Requirements - Reproduce the following lines verbatim, in full and in their original order.

Data for this exercise -

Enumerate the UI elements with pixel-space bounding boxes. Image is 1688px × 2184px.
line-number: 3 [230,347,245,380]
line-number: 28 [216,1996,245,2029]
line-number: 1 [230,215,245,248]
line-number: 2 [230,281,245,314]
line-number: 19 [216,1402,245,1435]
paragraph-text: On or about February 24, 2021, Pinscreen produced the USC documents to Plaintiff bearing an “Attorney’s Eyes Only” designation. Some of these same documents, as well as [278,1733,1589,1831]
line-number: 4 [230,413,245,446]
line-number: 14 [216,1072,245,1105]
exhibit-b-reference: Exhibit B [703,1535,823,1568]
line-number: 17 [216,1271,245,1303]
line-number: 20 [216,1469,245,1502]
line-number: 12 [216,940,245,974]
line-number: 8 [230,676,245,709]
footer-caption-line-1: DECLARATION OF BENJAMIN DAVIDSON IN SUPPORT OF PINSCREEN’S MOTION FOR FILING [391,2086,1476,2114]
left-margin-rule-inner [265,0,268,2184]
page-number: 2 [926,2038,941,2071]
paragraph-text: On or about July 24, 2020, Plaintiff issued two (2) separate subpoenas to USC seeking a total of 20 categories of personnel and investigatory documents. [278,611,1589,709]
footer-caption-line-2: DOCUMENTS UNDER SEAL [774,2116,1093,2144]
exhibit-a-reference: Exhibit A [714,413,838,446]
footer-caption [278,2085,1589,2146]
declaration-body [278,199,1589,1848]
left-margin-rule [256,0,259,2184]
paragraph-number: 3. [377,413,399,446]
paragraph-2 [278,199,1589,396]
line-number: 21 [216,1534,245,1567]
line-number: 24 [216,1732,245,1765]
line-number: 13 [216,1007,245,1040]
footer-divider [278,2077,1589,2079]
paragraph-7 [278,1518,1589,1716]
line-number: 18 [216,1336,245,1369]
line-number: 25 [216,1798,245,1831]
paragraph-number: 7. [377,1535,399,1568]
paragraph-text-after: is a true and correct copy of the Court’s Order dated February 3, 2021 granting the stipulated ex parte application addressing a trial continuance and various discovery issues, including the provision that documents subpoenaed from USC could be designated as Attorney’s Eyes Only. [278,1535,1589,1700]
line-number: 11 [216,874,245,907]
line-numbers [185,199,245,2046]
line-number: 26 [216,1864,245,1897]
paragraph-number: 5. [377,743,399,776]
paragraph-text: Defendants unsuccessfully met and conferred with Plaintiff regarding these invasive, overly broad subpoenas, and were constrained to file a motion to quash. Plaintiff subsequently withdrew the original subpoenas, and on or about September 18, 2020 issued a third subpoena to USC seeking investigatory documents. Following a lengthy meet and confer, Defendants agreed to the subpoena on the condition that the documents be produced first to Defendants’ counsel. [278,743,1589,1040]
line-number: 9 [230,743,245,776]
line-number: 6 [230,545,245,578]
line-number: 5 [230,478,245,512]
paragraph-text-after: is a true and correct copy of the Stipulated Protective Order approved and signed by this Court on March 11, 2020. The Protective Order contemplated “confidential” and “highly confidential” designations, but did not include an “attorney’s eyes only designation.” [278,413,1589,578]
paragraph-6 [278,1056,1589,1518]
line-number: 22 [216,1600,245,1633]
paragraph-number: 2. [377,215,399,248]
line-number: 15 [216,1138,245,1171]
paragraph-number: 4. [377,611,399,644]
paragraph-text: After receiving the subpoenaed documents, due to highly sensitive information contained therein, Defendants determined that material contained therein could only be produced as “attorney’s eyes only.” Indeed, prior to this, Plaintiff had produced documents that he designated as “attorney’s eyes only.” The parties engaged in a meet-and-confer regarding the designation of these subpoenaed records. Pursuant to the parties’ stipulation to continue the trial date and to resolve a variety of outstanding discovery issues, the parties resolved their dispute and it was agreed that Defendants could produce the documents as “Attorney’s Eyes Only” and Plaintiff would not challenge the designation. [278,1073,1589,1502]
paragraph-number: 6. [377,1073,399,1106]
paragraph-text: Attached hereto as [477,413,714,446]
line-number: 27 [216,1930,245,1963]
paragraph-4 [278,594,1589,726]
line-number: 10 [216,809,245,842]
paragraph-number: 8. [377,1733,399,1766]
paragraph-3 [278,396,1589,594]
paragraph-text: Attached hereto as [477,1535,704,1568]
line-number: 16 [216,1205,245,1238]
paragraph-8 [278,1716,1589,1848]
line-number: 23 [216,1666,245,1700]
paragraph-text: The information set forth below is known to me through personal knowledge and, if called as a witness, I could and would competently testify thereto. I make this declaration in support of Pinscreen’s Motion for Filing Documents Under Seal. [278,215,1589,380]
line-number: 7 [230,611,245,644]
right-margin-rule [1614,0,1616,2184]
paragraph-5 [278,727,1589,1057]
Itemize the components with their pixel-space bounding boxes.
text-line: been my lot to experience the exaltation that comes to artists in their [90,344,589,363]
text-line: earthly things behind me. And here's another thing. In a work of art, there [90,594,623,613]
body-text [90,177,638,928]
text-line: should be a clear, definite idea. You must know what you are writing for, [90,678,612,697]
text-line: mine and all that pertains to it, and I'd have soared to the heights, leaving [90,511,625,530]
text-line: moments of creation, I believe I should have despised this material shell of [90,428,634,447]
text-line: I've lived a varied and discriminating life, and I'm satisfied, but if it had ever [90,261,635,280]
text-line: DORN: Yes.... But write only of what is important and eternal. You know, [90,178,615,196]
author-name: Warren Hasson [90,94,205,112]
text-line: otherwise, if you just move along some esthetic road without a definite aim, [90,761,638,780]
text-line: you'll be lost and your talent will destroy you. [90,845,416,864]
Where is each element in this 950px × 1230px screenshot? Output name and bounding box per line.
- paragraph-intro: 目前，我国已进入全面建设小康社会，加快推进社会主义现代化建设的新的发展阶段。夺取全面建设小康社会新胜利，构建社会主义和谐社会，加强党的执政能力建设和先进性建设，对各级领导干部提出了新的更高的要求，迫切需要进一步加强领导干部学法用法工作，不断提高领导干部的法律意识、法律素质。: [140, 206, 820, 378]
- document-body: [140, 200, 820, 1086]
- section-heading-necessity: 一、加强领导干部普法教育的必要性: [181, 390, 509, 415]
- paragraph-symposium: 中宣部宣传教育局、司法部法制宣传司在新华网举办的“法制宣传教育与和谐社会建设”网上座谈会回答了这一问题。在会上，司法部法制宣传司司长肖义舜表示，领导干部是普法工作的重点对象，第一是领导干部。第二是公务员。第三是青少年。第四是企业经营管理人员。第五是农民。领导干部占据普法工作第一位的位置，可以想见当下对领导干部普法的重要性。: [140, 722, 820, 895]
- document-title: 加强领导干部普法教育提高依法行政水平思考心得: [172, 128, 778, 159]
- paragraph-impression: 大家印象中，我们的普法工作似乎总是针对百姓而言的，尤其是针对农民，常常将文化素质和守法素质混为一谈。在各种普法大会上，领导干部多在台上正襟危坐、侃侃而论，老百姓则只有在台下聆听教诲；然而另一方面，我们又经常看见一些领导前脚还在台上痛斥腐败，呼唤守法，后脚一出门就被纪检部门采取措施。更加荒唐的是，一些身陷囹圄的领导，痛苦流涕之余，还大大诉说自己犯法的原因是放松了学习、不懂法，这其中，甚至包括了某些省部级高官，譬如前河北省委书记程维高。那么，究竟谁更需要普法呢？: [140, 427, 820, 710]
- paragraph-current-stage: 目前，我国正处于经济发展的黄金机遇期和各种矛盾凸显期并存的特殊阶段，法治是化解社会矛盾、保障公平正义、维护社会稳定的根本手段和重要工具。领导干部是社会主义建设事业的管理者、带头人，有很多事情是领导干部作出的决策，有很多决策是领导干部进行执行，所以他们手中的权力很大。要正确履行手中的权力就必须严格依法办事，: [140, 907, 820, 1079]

Written response -
Enumerate the UI elements with pixel-space bounding boxes. Image is 1688px × 2184px.
line-number: 3 [230,347,245,380]
line-number: 28 [216,1996,245,2029]
line-number: 1 [230,215,245,248]
line-number: 2 [230,281,245,314]
line-number: 19 [216,1402,245,1435]
paragraph-text: On or about February 24, 2021, Pinscreen produced the USC documents to Plaintiff bearing an “Attorney’s Eyes Only” designation. Some of these same documents, as well as [278,1733,1589,1831]
line-number: 4 [230,413,245,446]
line-number: 14 [216,1072,245,1105]
exhibit-b-reference: Exhibit B [703,1535,823,1568]
line-number: 17 [216,1271,245,1303]
line-number: 20 [216,1469,245,1502]
line-number: 12 [216,940,245,974]
line-number: 8 [230,676,245,709]
footer-caption-line-1: DECLARATION OF BENJAMIN DAVIDSON IN SUPPORT OF PINSCREEN’S MOTION FOR FILING [391,2086,1476,2114]
left-margin-rule-inner [265,0,268,2184]
page-number: 2 [926,2038,941,2071]
paragraph-text: On or about July 24, 2020, Plaintiff issued two (2) separate subpoenas to USC seeking a total of 20 categories of personnel and investigatory documents. [278,611,1589,709]
footer-caption-line-2: DOCUMENTS UNDER SEAL [774,2116,1093,2144]
exhibit-a-reference: Exhibit A [714,413,838,446]
footer-caption [278,2085,1589,2146]
declaration-body [278,199,1589,1848]
left-margin-rule [256,0,259,2184]
paragraph-number: 3. [377,413,399,446]
paragraph-2 [278,199,1589,396]
line-number: 21 [216,1534,245,1567]
line-number: 24 [216,1732,245,1765]
line-number: 13 [216,1007,245,1040]
footer-divider [278,2077,1589,2079]
paragraph-7 [278,1518,1589,1716]
line-number: 18 [216,1336,245,1369]
line-number: 25 [216,1798,245,1831]
paragraph-number: 7. [377,1535,399,1568]
paragraph-text-after: is a true and correct copy of the Court’s Order dated February 3, 2021 granting the stipulated ex parte application addressing a trial continuance and various discovery issues, including the provision that documents subpoenaed from USC could be designated as Attorney’s Eyes Only. [278,1535,1589,1700]
line-number: 11 [216,874,245,907]
line-numbers [185,199,245,2046]
line-number: 26 [216,1864,245,1897]
paragraph-number: 5. [377,743,399,776]
paragraph-text: Defendants unsuccessfully met and conferred with Plaintiff regarding these invasive, overly broad subpoenas, and were constrained to file a motion to quash. Plaintiff subsequently withdrew the original subpoenas, and on or about September 18, 2020 issued a third subpoena to USC seeking investigatory documents. Following a lengthy meet and confer, Defendants agreed to the subpoena on the condition that the documents be produced first to Defendants’ counsel. [278,743,1589,1040]
line-number: 9 [230,743,245,776]
line-number: 6 [230,545,245,578]
line-number: 5 [230,478,245,512]
paragraph-text-after: is a true and correct copy of the Stipulated Protective Order approved and signed by this Court on March 11, 2020. The Protective Order contemplated “confidential” and “highly confidential” designations, but did not include an “attorney’s eyes only designation.” [278,413,1589,578]
paragraph-6 [278,1056,1589,1518]
line-number: 22 [216,1600,245,1633]
paragraph-number: 2. [377,215,399,248]
line-number: 15 [216,1138,245,1171]
paragraph-number: 4. [377,611,399,644]
paragraph-text: After receiving the subpoenaed documents, due to highly sensitive information contained therein, Defendants determined that material contained therein could only be produced as “attorney’s eyes only.” Indeed, prior to this, Plaintiff had produced documents that he designated as “attorney’s eyes only.” The parties engaged in a meet-and-confer regarding the designation of these subpoenaed records. Pursuant to the parties’ stipulation to continue the trial date and to resolve a variety of outstanding discovery issues, the parties resolved their dispute and it was agreed that Defendants could produce the documents as “Attorney’s Eyes Only” and Plaintiff would not challenge the designation. [278,1073,1589,1502]
paragraph-number: 6. [377,1073,399,1106]
paragraph-text: Attached hereto as [477,413,714,446]
line-number: 27 [216,1930,245,1963]
paragraph-4 [278,594,1589,726]
line-number: 10 [216,809,245,842]
paragraph-number: 8. [377,1733,399,1766]
paragraph-3 [278,396,1589,594]
paragraph-text: Attached hereto as [477,1535,704,1568]
line-number: 16 [216,1205,245,1238]
paragraph-8 [278,1716,1589,1848]
line-number: 23 [216,1666,245,1700]
paragraph-text: The information set forth below is known to me through personal knowledge and, if called as a witness, I could and would competently testify thereto. I make this declaration in support of Pinscreen’s Motion for Filing Documents Under Seal. [278,215,1589,380]
line-number: 7 [230,611,245,644]
right-margin-rule [1614,0,1616,2184]
paragraph-5 [278,727,1589,1057]
Itemize the components with their pixel-space bounding boxes.
text-line: been my lot to experience the exaltation that comes to artists in their [90,344,589,363]
text-line: earthly things behind me. And here's another thing. In a work of art, there [90,594,623,613]
body-text [90,177,638,928]
text-line: should be a clear, definite idea. You must know what you are writing for, [90,678,612,697]
text-line: mine and all that pertains to it, and I'd have soared to the heights, leaving [90,511,625,530]
text-line: moments of creation, I believe I should have despised this material shell of [90,428,634,447]
text-line: I've lived a varied and discriminating life, and I'm satisfied, but if it had ever [90,261,635,280]
text-line: DORN: Yes.... But write only of what is important and eternal. You know, [90,178,615,196]
author-name: Warren Hasson [90,94,205,112]
text-line: otherwise, if you just move along some esthetic road without a definite aim, [90,761,638,780]
text-line: you'll be lost and your talent will destroy you. [90,845,416,864]
Where is each element in this 950px × 1230px screenshot? Output name and bounding box per line.
- paragraph-intro: 目前，我国已进入全面建设小康社会，加快推进社会主义现代化建设的新的发展阶段。夺取全面建设小康社会新胜利，构建社会主义和谐社会，加强党的执政能力建设和先进性建设，对各级领导干部提出了新的更高的要求，迫切需要进一步加强领导干部学法用法工作，不断提高领导干部的法律意识、法律素质。: [140, 206, 820, 378]
- document-body: [140, 200, 820, 1086]
- section-heading-necessity: 一、加强领导干部普法教育的必要性: [181, 390, 509, 415]
- paragraph-symposium: 中宣部宣传教育局、司法部法制宣传司在新华网举办的“法制宣传教育与和谐社会建设”网上座谈会回答了这一问题。在会上，司法部法制宣传司司长肖义舜表示，领导干部是普法工作的重点对象，第一是领导干部。第二是公务员。第三是青少年。第四是企业经营管理人员。第五是农民。领导干部占据普法工作第一位的位置，可以想见当下对领导干部普法的重要性。: [140, 722, 820, 895]
- document-title: 加强领导干部普法教育提高依法行政水平思考心得: [172, 128, 778, 159]
- paragraph-impression: 大家印象中，我们的普法工作似乎总是针对百姓而言的，尤其是针对农民，常常将文化素质和守法素质混为一谈。在各种普法大会上，领导干部多在台上正襟危坐、侃侃而论，老百姓则只有在台下聆听教诲；然而另一方面，我们又经常看见一些领导前脚还在台上痛斥腐败，呼唤守法，后脚一出门就被纪检部门采取措施。更加荒唐的是，一些身陷囹圄的领导，痛苦流涕之余，还大大诉说自己犯法的原因是放松了学习、不懂法，这其中，甚至包括了某些省部级高官，譬如前河北省委书记程维高。那么，究竟谁更需要普法呢？: [140, 427, 820, 710]
- paragraph-current-stage: 目前，我国正处于经济发展的黄金机遇期和各种矛盾凸显期并存的特殊阶段，法治是化解社会矛盾、保障公平正义、维护社会稳定的根本手段和重要工具。领导干部是社会主义建设事业的管理者、带头人，有很多事情是领导干部作出的决策，有很多决策是领导干部进行执行，所以他们手中的权力很大。要正确履行手中的权力就必须严格依法办事，: [140, 907, 820, 1079]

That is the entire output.